GOAL :: Please output every line of the material as it stands, without the pictures.

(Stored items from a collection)
==*==

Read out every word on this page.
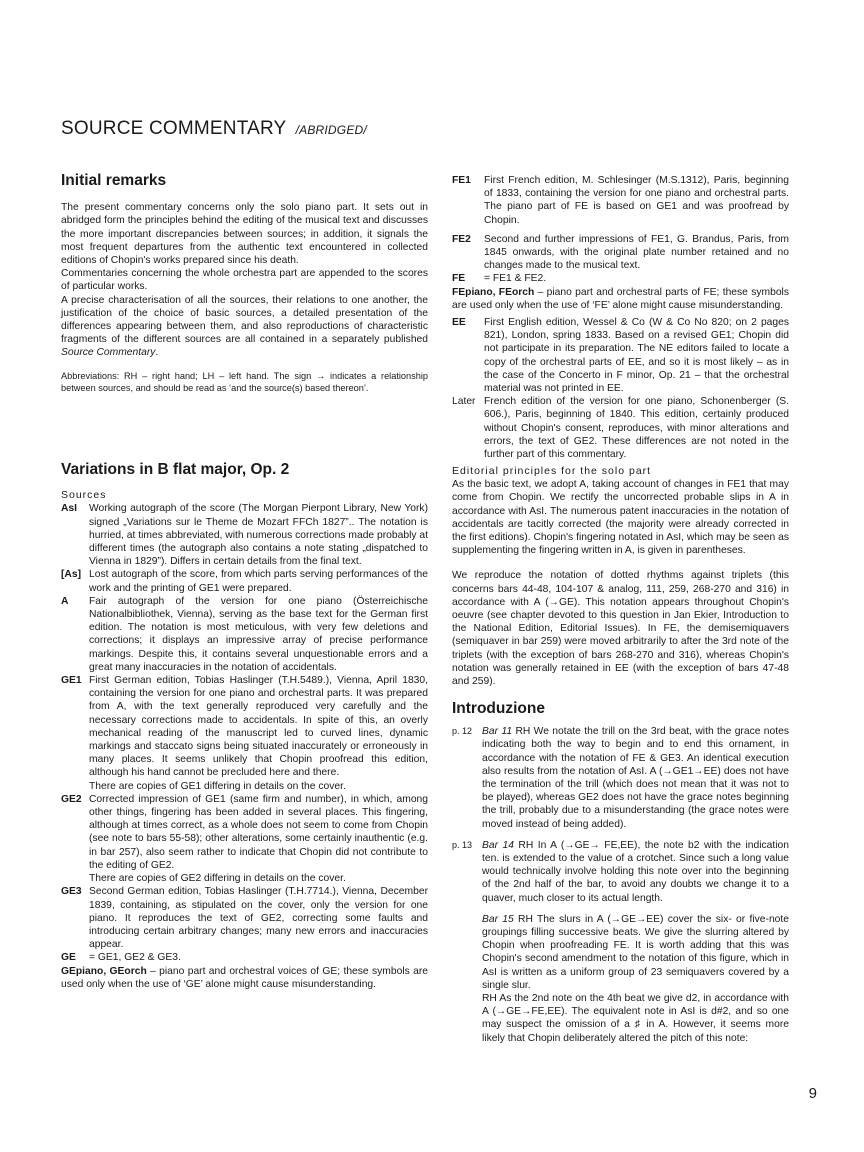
SOURCE COMMENTARY /ABRIDGED/
Initial remarks

The present commentary concerns only the solo piano part. It sets out in abridged form the principles behind the editing of the musical text and discusses the more important discrepancies between sources; in addition, it signals the most frequent departures from the authentic text encountered in collected editions of Chopin's works prepared since his death.

Commentaries concerning the whole orchestra part are appended to the scores of particular works.

A precise characterisation of all the sources, their relations to one another, the justification of the choice of basic sources, a detailed presentation of the differences appearing between them, and also reproductions of characteristic fragments of the different sources are all contained in a separately published Source Commentary.

Abbreviations: RH – right hand; LH – left hand. The sign → indicates a relationship between sources, and should be read as ‘and the source(s) based thereon’.

Variations in B flat major, Op. 2

Sources

AsI Working autograph of the score (The Morgan Pierpont Library, New York) signed „Variations sur le Theme de Mozart FFCh 1827”.. The notation is hurried, at times abbreviated, with numerous corrections made probably at different times (the autograph also contains a note stating „dispatched to Vienna in 1829”). Differs in certain details from the final text.
[As] Lost autograph of the score, from which parts serving performances of the work and the printing of GE1 were prepared.
A Fair autograph of the version for one piano (Österreichische Nationalbibliothek, Vienna), serving as the base text for the German first edition. The notation is most meticulous, with very few deletions and corrections; it displays an impressive array of precise performance markings. Despite this, it contains several unquestionable errors and a great many inaccuracies in the notation of accidentals.
GE1 First German edition, Tobias Haslinger (T.H.5489.), Vienna, April 1830, containing the version for one piano and orchestral parts. It was prepared from A, with the text generally reproduced very carefully and the necessary corrections made to accidentals. In spite of this, an overly mechanical reading of the manuscript led to curved lines, dynamic markings and staccato signs being situated inaccurately or erroneously in many places. It seems unlikely that Chopin proofread this edition, although his hand cannot be precluded here and there.
There are copies of GE1 differing in details on the cover.
GE2 Corrected impression of GE1 (same firm and number), in which, among other things, fingering has been added in several places. This fingering, although at times correct, as a whole does not seem to come from Chopin (see note to bars 55-58); other alterations, some certainly inauthentic (e.g. in bar 257), also seem rather to indicate that Chopin did not contribute to the editing of GE2.
There are copies of GE2 differing in details on the cover.
GE3 Second German edition, Tobias Haslinger (T.H.7714.), Vienna, December 1839, containing, as stipulated on the cover, only the version for one piano. It reproduces the text of GE2, correcting some faults and introducing certain arbitrary changes; many new errors and inaccuracies appear.
GE = GE1, GE2 & GE3.

GEpiano, GEorch – piano part and orchestral voices of GE; these symbols are used only when the use of ‘GE’ alone might cause misunderstanding.

FE1 First French edition, M. Schlesinger (M.S.1312), Paris, beginning of 1833, containing the version for one piano and orchestral parts. The piano part of FE is based on GE1 and was proofread by Chopin.
FE2 Second and further impressions of FE1, G. Brandus, Paris, from 1845 onwards, with the original plate number retained and no changes made to the musical text.
FE = FE1 & FE2.

FEpiano, FEorch – piano part and orchestral parts of FE; these symbols are used only when the use of ‘FE’ alone might cause misunderstanding.

EE First English edition, Wessel & Co (W & Co No 820; on 2 pages 821), London, spring 1833. Based on a revised GE1; Chopin did not participate in its preparation. The NE editors failed to locate a copy of the orchestral parts of EE, and so it is most likely – as in the case of the Concerto in F minor, Op. 21 – that the orchestral material was not printed in EE.
Later French edition of the version for one piano, Schonenberger (S. 606.), Paris, beginning of 1840. This edition, certainly produced without Chopin's consent, reproduces, with minor alterations and errors, the text of GE2. These differences are not noted in the further part of this commentary.

Editorial principles for the solo part

As the basic text, we adopt A, taking account of changes in FE1 that may come from Chopin. We rectify the uncorrected probable slips in A in accordance with AsI. The numerous patent inaccuracies in the notation of accidentals are tacitly corrected (the majority were already corrected in the first editions). Chopin's fingering notated in AsI, which may be seen as supplementing the fingering written in A, is given in parentheses.

We reproduce the notation of dotted rhythms against triplets (this concerns bars 44-48, 104-107 & analog, 111, 259, 268-270 and 316) in accordance with A (→GE). This notation appears throughout Chopin's oeuvre (see chapter devoted to this question in Jan Ekier, Introduction to the National Edition, Editorial Issues). In FE, the demisemiquavers (semiquaver in bar 259) were moved arbitrarily to after the 3rd note of the triplets (with the exception of bars 268-270 and 316), whereas Chopin's notation was generally retained in EE (with the exception of bars 47-48 and 259).

Introduzione
p. 12 Bar 11 RH We notate the trill on the 3rd beat, with the grace notes indicating both the way to begin and to end this ornament, in accordance with the notation of FE & GE3. An identical execution also results from the notation of AsI. A (→GE1→EE) does not have the termination of the trill (which does not mean that it was not to be played), whereas GE2 does not have the grace notes beginning the trill, probably due to a misunderstanding (the grace notes were moved instead of being added).
p. 13 Bar 14 RH In A (→GE→ FE,EE), the note b2 with the indication ten. is extended to the value of a crotchet. Since such a long value would technically involve holding this note over into the beginning of the 2nd half of the bar, to avoid any doubts we change it to a quaver, much closer to its actual length.
Bar 15 RH The slurs in A (→GE→EE) cover the six- or five-note groupings filling successive beats. We give the slurring altered by Chopin when proofreading FE. It is worth adding that this was Chopin's second amendment to the notation of this figure, which in AsI is written as a uniform group of 23 semiquavers covered by a single slur.
RH As the 2nd note on the 4th beat we give d2, in accordance with A (→GE→FE,EE). The equivalent note in AsI is d#2, and so one may suspect the omission of a ♯ in A. However, it seems more likely that Chopin deliberately altered the pitch of this note:
9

==*==

RESULT ::
Read out every word on this page.
SOURCE COMMENTARY /ABRIDGED/
Initial remarks

The present commentary concerns only the solo piano part. It sets out in abridged form the principles behind the editing of the musical text and discusses the more important discrepancies between sources; in addition, it signals the most frequent departures from the authentic text encountered in collected editions of Chopin's works prepared since his death.

Commentaries concerning the whole orchestra part are appended to the scores of particular works.

A precise characterisation of all the sources, their relations to one another, the justification of the choice of basic sources, a detailed presentation of the differences appearing between them, and also reproductions of characteristic fragments of the different sources are all contained in a separately published Source Commentary.

Abbreviations: RH – right hand; LH – left hand. The sign → indicates a relationship between sources, and should be read as ‘and the source(s) based thereon’.

Variations in B flat major, Op. 2

Sources

AsI Working autograph of the score (The Morgan Pierpont Library, New York) signed „Variations sur le Theme de Mozart FFCh 1827”.. The notation is hurried, at times abbreviated, with numerous corrections made probably at different times (the autograph also contains a note stating „dispatched to Vienna in 1829”). Differs in certain details from the final text.
[As] Lost autograph of the score, from which parts serving performances of the work and the printing of GE1 were prepared.
A Fair autograph of the version for one piano (Österreichische Nationalbibliothek, Vienna), serving as the base text for the German first edition. The notation is most meticulous, with very few deletions and corrections; it displays an impressive array of precise performance markings. Despite this, it contains several unquestionable errors and a great many inaccuracies in the notation of accidentals.
GE1 First German edition, Tobias Haslinger (T.H.5489.), Vienna, April 1830, containing the version for one piano and orchestral parts. It was prepared from A, with the text generally reproduced very carefully and the necessary corrections made to accidentals. In spite of this, an overly mechanical reading of the manuscript led to curved lines, dynamic markings and staccato signs being situated inaccurately or erroneously in many places. It seems unlikely that Chopin proofread this edition, although his hand cannot be precluded here and there.
There are copies of GE1 differing in details on the cover.
GE2 Corrected impression of GE1 (same firm and number), in which, among other things, fingering has been added in several places. This fingering, although at times correct, as a whole does not seem to come from Chopin (see note to bars 55-58); other alterations, some certainly inauthentic (e.g. in bar 257), also seem rather to indicate that Chopin did not contribute to the editing of GE2.
There are copies of GE2 differing in details on the cover.
GE3 Second German edition, Tobias Haslinger (T.H.7714.), Vienna, December 1839, containing, as stipulated on the cover, only the version for one piano. It reproduces the text of GE2, correcting some faults and introducing certain arbitrary changes; many new errors and inaccuracies appear.
GE = GE1, GE2 & GE3.

GEpiano, GEorch – piano part and orchestral voices of GE; these symbols are used only when the use of ‘GE’ alone might cause misunderstanding.

FE1 First French edition, M. Schlesinger (M.S.1312), Paris, beginning of 1833, containing the version for one piano and orchestral parts. The piano part of FE is based on GE1 and was proofread by Chopin.
FE2 Second and further impressions of FE1, G. Brandus, Paris, from 1845 onwards, with the original plate number retained and no changes made to the musical text.
FE = FE1 & FE2.

FEpiano, FEorch – piano part and orchestral parts of FE; these symbols are used only when the use of ‘FE’ alone might cause misunderstanding.

EE First English edition, Wessel & Co (W & Co No 820; on 2 pages 821), London, spring 1833. Based on a revised GE1; Chopin did not participate in its preparation. The NE editors failed to locate a copy of the orchestral parts of EE, and so it is most likely – as in the case of the Concerto in F minor, Op. 21 – that the orchestral material was not printed in EE.
Later French edition of the version for one piano, Schonenberger (S. 606.), Paris, beginning of 1840. This edition, certainly produced without Chopin's consent, reproduces, with minor alterations and errors, the text of GE2. These differences are not noted in the further part of this commentary.

Editorial principles for the solo part

As the basic text, we adopt A, taking account of changes in FE1 that may come from Chopin. We rectify the uncorrected probable slips in A in accordance with AsI. The numerous patent inaccuracies in the notation of accidentals are tacitly corrected (the majority were already corrected in the first editions). Chopin's fingering notated in AsI, which may be seen as supplementing the fingering written in A, is given in parentheses.

We reproduce the notation of dotted rhythms against triplets (this concerns bars 44-48, 104-107 & analog, 111, 259, 268-270 and 316) in accordance with A (→GE). This notation appears throughout Chopin's oeuvre (see chapter devoted to this question in Jan Ekier, Introduction to the National Edition, Editorial Issues). In FE, the demisemiquavers (semiquaver in bar 259) were moved arbitrarily to after the 3rd note of the triplets (with the exception of bars 268-270 and 316), whereas Chopin's notation was generally retained in EE (with the exception of bars 47-48 and 259).

Introduzione
p. 12 Bar 11 RH We notate the trill on the 3rd beat, with the grace notes indicating both the way to begin and to end this ornament, in accordance with the notation of FE & GE3. An identical execution also results from the notation of AsI. A (→GE1→EE) does not have the termination of the trill (which does not mean that it was not to be played), whereas GE2 does not have the grace notes beginning the trill, probably due to a misunderstanding (the grace notes were moved instead of being added).
p. 13 Bar 14 RH In A (→GE→ FE,EE), the note b2 with the indication ten. is extended to the value of a crotchet. Since such a long value would technically involve holding this note over into the beginning of the 2nd half of the bar, to avoid any doubts we change it to a quaver, much closer to its actual length.
Bar 15 RH The slurs in A (→GE→EE) cover the six- or five-note groupings filling successive beats. We give the slurring altered by Chopin when proofreading FE. It is worth adding that this was Chopin's second amendment to the notation of this figure, which in AsI is written as a uniform group of 23 semiquavers covered by a single slur.
RH As the 2nd note on the 4th beat we give d2, in accordance with A (→GE→FE,EE). The equivalent note in AsI is d#2, and so one may suspect the omission of a ♯ in A. However, it seems more likely that Chopin deliberately altered the pitch of this note:
9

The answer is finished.